▶ _Direction A_
In the entries, from the first line down to and including the line containing "series-6-point [738,505,757,524]", substitute "x-axis-label" for every "x-tick-label" and give back only those lines, otherwise unchanged.

**** Passage shown

# Ariens Model 924128 - ST1332LE



## papamoose (Jan 30, 2017)

Good morning. New member on the forum!
I have a 10 to 11 year old Ariens 924128 (32") in very good shape. Just had it serviced and put new belts, plug and carburetor. 
I'm trying to sell it and move to smaller unit because of my bad back. Any idea how much I should be listing it for and where I should be listing it?
Any feedback would be greatly appreciated!
Thank you in advance.


----------



## Jackmels (Feb 18, 2013)

Hard to tell without photos, but There are a few Variables Involved. First, is the Condition of the machine. Cosmetics are an important selling point, as well as the mechanicals. Your Area's Median Income has a bearing on prices as well. The Time of the Sale is also important. Season is Ending soon, so the Market is Soft, vs November's Market. Check your local Craigslist to see what others are asking, and gauge Your Price from that. GL.

********
**** Information given

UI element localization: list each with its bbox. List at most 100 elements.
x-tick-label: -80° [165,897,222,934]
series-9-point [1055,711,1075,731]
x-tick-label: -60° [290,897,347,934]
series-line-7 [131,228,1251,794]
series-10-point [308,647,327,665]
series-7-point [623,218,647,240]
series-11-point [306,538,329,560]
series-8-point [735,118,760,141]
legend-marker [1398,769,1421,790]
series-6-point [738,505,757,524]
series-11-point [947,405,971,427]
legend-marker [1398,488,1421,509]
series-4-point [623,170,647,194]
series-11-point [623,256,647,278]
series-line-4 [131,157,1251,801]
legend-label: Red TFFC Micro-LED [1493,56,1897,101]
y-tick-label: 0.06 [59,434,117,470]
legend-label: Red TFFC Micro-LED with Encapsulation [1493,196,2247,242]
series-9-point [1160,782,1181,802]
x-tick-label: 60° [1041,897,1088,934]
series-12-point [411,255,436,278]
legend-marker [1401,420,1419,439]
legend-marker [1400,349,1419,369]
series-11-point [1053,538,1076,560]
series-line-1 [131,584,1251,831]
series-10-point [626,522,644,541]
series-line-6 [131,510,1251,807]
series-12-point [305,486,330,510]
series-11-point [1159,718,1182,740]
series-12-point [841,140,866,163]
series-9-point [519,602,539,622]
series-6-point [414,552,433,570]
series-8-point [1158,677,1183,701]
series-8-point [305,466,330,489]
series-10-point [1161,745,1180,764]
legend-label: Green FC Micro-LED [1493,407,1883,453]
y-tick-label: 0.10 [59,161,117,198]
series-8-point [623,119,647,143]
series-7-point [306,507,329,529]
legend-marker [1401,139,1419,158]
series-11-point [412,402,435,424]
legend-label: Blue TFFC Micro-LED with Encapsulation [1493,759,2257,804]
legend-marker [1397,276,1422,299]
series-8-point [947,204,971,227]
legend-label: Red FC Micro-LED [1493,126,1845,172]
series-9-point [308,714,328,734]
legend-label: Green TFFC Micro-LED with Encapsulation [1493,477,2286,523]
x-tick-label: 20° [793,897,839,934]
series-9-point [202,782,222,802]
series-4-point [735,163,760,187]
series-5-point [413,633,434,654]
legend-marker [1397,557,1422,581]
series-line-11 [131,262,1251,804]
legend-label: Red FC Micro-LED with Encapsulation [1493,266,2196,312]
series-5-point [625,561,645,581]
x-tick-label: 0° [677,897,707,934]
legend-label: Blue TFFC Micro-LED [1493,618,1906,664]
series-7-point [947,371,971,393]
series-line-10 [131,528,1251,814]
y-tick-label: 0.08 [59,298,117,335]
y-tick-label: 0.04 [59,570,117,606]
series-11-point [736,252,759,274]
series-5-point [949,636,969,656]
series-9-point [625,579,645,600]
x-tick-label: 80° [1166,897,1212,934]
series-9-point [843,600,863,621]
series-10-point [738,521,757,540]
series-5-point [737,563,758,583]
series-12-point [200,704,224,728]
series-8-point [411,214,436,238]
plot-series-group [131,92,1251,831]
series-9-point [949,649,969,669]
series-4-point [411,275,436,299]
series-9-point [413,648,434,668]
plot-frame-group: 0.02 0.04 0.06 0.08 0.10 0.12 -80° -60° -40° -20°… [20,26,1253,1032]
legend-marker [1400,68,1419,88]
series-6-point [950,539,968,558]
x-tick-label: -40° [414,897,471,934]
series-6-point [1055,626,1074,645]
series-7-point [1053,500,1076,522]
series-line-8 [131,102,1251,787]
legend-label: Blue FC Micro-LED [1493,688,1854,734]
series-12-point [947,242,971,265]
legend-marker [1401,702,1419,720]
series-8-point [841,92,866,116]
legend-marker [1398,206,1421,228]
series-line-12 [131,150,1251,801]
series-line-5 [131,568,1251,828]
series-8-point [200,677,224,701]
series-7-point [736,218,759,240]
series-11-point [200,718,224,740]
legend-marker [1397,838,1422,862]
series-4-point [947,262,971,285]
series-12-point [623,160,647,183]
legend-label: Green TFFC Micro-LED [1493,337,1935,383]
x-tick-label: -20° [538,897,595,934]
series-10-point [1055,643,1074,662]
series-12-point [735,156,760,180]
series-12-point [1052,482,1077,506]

********

▶ _Direction B_
Reproduce word for word the part of the forum thread that opens with the words containing "I'm trying to" and closes with "from that. GL.".

▶ _Full solution A_
UI element localization: list each with its bbox. List at most 100 elements.
x-axis-label: -80° [165,897,222,934]
series-9-point [1055,711,1075,731]
x-axis-label: -60° [290,897,347,934]
series-line-7 [131,228,1251,794]
series-10-point [308,647,327,665]
series-7-point [623,218,647,240]
series-11-point [306,538,329,560]
series-8-point [735,118,760,141]
legend-marker [1398,769,1421,790]
series-6-point [738,505,757,524]

▶ _Full solution B_
I'm trying to sell it and move to smaller unit because of my bad back. Any idea how much I should be listing it for and where I should be listing it?
Any feedback would be greatly appreciated!
Thank you in advance.


----------



## Jackmels (Feb 18, 2013)

Hard to tell without photos, but There are a few Variables Involved. First, is the Condition of the machine. Cosmetics are an important selling point, as well as the mechanicals. Your Area's Median Income has a bearing on prices as well. The Time of the Sale is also important. Season is Ending soon, so the Market is Soft, vs November's Market. Check your local Craigslist to see what others are asking, and gauge Your Price from that. GL.